>> Begin SOURCE MATERIAL

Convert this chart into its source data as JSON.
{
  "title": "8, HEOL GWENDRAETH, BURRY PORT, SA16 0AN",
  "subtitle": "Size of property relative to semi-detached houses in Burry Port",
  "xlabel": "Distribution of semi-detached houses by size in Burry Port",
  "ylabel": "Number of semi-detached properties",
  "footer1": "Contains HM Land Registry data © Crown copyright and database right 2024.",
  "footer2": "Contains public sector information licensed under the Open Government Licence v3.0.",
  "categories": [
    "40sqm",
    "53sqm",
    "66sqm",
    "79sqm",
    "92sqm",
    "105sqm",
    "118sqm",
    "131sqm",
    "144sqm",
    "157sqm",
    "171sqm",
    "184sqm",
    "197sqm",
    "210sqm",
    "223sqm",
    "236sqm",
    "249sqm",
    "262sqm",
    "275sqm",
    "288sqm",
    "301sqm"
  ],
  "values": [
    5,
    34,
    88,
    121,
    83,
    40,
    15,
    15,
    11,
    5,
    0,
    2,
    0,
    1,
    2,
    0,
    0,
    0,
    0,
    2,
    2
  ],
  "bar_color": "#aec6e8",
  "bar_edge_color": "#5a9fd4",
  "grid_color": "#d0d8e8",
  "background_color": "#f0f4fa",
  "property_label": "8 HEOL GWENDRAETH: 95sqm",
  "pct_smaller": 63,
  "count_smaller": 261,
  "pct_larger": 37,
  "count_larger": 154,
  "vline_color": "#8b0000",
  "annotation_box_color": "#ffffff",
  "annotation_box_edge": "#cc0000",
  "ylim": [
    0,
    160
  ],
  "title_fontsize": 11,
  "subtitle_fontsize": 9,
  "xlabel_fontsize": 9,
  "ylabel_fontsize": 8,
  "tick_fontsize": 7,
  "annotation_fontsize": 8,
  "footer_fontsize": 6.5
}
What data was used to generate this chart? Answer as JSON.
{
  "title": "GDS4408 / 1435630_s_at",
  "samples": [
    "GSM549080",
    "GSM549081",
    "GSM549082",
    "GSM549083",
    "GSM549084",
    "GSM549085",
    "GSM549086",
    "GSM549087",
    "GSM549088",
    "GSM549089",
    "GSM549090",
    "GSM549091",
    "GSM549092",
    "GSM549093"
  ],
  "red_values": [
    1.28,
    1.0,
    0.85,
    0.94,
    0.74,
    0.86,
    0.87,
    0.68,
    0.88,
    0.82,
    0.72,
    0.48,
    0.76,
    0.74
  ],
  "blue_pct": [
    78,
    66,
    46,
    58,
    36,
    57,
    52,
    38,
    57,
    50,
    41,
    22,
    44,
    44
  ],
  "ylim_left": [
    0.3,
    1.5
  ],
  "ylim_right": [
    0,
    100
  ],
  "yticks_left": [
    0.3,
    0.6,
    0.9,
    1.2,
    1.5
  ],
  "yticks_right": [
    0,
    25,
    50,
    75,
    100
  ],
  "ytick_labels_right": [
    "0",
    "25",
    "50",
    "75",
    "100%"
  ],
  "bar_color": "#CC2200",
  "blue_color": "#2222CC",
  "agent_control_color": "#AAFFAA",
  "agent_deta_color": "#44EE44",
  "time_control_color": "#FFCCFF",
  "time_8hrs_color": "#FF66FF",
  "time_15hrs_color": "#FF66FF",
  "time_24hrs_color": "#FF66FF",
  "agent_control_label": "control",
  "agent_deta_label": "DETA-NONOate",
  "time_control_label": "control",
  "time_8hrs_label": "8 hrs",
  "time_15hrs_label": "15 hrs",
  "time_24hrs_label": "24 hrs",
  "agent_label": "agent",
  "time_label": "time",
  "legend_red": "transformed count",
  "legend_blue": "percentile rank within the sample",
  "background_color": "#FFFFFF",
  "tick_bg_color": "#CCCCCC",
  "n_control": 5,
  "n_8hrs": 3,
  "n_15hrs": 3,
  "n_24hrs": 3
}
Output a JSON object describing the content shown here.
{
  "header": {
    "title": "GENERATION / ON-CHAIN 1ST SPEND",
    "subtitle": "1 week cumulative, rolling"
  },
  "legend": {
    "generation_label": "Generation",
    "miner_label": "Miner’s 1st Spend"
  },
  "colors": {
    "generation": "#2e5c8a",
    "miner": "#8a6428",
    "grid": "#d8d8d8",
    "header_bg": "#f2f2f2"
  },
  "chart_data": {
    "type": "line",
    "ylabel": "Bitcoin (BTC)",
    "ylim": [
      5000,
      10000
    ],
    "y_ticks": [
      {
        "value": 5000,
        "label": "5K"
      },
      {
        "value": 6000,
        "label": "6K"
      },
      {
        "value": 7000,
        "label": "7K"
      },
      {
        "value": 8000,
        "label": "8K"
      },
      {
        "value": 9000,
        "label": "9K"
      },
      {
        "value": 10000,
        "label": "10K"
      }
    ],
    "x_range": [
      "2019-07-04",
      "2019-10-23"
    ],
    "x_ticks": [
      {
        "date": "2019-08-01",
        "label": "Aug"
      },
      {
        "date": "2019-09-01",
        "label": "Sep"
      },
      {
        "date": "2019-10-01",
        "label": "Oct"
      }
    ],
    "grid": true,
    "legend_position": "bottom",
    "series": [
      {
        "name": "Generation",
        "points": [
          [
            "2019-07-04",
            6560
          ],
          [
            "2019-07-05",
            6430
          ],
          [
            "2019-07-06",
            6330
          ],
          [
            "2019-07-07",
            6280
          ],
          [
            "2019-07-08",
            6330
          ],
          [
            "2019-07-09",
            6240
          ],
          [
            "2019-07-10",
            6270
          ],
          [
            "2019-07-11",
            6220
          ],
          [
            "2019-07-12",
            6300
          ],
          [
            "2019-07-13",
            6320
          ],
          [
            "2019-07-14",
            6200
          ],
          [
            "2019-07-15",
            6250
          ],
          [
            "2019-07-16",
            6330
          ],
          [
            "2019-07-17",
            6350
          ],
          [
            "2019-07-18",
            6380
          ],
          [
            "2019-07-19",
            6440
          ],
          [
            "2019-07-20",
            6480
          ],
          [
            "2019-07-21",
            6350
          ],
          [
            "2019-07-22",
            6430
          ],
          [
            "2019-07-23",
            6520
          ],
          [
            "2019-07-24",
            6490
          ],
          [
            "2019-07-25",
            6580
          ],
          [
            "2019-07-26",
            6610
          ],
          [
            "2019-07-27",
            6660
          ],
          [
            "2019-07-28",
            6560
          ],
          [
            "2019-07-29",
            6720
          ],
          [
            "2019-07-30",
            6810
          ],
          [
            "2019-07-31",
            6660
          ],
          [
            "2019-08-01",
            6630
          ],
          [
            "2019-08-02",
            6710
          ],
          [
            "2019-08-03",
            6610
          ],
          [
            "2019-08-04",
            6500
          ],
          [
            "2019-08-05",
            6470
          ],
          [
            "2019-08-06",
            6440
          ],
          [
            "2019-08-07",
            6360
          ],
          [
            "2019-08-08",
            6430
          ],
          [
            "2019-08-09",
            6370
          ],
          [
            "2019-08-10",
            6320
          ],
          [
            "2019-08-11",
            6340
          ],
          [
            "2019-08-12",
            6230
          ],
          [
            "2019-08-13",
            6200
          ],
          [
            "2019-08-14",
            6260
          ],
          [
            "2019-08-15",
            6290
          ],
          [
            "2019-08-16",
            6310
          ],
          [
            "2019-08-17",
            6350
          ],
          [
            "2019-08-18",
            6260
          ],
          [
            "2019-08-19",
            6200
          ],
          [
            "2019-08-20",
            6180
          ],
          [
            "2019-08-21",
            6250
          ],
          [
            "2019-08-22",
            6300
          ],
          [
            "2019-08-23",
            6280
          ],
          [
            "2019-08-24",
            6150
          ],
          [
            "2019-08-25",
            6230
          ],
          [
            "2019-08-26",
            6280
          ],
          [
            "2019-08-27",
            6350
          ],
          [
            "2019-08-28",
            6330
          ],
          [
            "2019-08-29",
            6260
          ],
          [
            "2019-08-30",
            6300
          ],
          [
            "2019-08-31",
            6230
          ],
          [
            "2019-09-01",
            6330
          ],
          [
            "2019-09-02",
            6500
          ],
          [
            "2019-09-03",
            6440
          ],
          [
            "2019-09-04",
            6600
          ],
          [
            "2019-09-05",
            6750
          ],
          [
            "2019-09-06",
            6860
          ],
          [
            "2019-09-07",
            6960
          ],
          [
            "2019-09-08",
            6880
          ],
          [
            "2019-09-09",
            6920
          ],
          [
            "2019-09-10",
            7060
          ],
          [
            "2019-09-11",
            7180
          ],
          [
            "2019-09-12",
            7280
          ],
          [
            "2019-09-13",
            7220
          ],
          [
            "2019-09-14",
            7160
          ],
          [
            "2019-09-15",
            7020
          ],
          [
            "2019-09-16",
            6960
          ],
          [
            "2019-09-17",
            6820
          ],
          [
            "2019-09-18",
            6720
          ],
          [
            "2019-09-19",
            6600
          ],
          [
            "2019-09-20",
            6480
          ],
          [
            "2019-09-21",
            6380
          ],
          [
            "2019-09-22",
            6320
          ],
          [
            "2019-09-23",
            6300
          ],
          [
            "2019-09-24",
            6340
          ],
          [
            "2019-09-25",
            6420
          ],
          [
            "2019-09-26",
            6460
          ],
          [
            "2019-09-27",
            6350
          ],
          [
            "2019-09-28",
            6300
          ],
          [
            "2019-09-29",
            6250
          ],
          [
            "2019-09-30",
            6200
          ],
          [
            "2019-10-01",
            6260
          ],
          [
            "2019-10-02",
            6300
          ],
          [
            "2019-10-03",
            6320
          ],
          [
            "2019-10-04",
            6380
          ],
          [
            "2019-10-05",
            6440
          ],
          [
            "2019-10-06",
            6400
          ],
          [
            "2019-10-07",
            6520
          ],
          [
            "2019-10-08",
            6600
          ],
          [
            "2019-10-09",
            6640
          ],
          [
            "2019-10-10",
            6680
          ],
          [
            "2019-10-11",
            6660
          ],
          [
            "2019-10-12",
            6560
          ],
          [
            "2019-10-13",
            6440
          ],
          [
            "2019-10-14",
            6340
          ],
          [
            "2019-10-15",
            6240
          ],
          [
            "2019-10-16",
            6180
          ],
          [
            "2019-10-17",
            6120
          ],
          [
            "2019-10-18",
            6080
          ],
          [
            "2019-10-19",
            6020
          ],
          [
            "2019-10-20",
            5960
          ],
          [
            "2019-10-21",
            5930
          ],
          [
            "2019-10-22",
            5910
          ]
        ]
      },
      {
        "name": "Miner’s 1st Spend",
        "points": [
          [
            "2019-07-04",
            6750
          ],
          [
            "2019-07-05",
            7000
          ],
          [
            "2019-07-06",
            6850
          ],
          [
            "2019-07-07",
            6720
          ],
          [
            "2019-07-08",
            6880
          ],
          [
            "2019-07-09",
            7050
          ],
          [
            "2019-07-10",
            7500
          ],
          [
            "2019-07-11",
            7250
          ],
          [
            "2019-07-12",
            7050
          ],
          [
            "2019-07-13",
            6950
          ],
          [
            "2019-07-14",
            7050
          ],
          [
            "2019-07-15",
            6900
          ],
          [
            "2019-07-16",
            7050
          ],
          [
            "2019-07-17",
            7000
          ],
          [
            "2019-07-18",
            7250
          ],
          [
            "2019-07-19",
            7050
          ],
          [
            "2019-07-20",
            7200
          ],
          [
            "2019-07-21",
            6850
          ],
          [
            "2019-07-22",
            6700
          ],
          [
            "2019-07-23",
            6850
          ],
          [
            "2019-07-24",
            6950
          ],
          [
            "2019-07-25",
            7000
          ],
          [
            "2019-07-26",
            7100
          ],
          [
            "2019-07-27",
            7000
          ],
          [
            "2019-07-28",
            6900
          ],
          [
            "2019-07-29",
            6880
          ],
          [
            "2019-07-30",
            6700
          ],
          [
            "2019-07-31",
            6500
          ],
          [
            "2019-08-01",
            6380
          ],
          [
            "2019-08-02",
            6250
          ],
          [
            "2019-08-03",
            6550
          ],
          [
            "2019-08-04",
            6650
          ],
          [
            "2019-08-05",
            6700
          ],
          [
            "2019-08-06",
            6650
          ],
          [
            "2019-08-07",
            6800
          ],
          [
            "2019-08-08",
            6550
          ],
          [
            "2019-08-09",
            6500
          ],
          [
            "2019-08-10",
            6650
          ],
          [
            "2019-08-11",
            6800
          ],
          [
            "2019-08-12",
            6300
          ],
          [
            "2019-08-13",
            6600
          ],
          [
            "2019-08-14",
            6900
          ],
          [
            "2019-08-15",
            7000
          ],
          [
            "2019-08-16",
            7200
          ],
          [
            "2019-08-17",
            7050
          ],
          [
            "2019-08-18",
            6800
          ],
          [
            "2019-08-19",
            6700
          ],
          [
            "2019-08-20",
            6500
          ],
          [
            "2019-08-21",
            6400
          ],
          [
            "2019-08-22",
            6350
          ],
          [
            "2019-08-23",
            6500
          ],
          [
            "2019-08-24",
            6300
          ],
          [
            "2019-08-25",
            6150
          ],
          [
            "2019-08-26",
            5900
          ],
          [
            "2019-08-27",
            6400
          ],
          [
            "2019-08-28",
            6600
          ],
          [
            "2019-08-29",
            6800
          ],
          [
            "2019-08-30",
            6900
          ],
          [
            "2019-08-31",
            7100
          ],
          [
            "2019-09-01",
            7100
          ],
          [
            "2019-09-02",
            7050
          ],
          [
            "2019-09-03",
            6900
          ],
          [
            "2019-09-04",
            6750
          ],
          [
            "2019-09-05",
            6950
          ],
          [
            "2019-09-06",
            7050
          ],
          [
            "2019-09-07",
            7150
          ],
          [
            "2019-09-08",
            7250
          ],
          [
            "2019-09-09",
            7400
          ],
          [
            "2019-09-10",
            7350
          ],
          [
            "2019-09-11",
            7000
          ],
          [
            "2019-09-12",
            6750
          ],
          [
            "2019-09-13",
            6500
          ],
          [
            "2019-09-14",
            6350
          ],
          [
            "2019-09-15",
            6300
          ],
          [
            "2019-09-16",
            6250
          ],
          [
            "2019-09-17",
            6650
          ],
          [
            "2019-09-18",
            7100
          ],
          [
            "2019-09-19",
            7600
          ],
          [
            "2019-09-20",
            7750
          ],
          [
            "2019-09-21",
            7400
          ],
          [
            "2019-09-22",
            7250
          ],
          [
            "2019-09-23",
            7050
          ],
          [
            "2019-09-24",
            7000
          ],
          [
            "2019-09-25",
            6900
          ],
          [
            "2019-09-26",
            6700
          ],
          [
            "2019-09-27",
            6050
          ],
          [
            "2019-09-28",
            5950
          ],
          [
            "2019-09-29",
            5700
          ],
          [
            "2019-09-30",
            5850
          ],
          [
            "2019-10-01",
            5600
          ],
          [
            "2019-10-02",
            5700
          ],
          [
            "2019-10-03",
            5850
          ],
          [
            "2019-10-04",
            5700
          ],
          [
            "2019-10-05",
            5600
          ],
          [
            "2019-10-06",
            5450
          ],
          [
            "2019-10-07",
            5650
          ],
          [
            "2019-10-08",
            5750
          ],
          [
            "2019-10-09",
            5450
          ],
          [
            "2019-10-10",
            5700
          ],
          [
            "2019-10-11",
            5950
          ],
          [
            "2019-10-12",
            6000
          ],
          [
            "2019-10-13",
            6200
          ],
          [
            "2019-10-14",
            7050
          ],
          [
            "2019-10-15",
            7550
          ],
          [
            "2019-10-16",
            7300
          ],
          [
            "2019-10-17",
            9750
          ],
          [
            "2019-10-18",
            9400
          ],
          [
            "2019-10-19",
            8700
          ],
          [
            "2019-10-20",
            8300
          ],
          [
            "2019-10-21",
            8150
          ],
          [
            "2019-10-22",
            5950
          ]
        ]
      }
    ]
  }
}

>> End SOURCE MATERIAL

== WHAT IS EXPECTED ==
List every line from the entries above in which "this" appears.

== WRITTEN SOLUTION ==
Convert this chart into its source data as JSON.
What data was used to generate this chart? Answer as JSON.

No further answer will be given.